--- BEGIN Working data ---

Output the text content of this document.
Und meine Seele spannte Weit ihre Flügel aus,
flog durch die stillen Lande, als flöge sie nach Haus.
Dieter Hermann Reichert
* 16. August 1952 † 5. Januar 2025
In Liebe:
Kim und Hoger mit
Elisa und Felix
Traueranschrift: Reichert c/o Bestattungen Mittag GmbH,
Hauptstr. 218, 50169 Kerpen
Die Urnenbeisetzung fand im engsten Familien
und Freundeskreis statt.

--- END Working data ---
--- BEGIN Working data ---

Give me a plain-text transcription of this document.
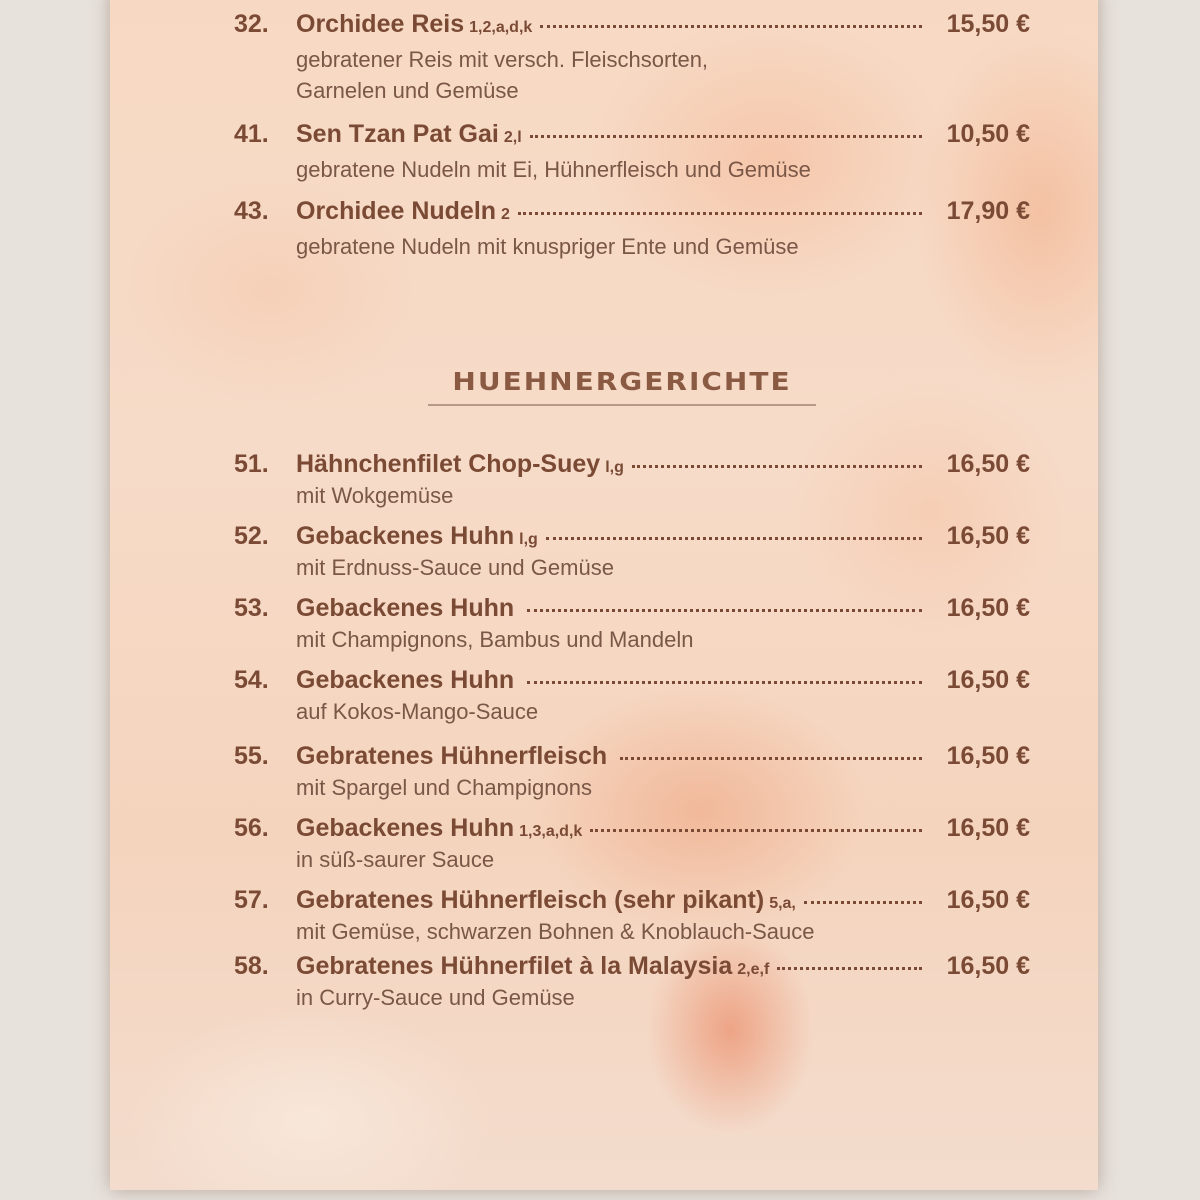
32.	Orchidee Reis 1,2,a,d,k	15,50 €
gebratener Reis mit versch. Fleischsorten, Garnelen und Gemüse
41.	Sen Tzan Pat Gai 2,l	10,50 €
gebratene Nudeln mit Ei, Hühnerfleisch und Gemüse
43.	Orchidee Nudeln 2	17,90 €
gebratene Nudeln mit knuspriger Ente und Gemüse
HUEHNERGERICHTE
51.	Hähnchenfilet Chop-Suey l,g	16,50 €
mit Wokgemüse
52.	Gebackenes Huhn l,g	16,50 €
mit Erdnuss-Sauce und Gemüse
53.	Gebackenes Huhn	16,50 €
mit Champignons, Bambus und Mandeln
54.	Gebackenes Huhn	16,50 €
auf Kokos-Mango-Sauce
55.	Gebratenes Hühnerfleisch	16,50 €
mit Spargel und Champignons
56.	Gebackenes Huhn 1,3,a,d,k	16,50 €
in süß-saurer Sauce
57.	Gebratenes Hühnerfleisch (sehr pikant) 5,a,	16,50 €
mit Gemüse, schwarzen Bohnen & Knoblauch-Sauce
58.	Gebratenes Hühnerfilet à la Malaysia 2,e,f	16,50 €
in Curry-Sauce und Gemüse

--- END Working data ---

Brief:
Give the number of lines in the material above that have the word "this" in them, and nothing more.

Full response:
2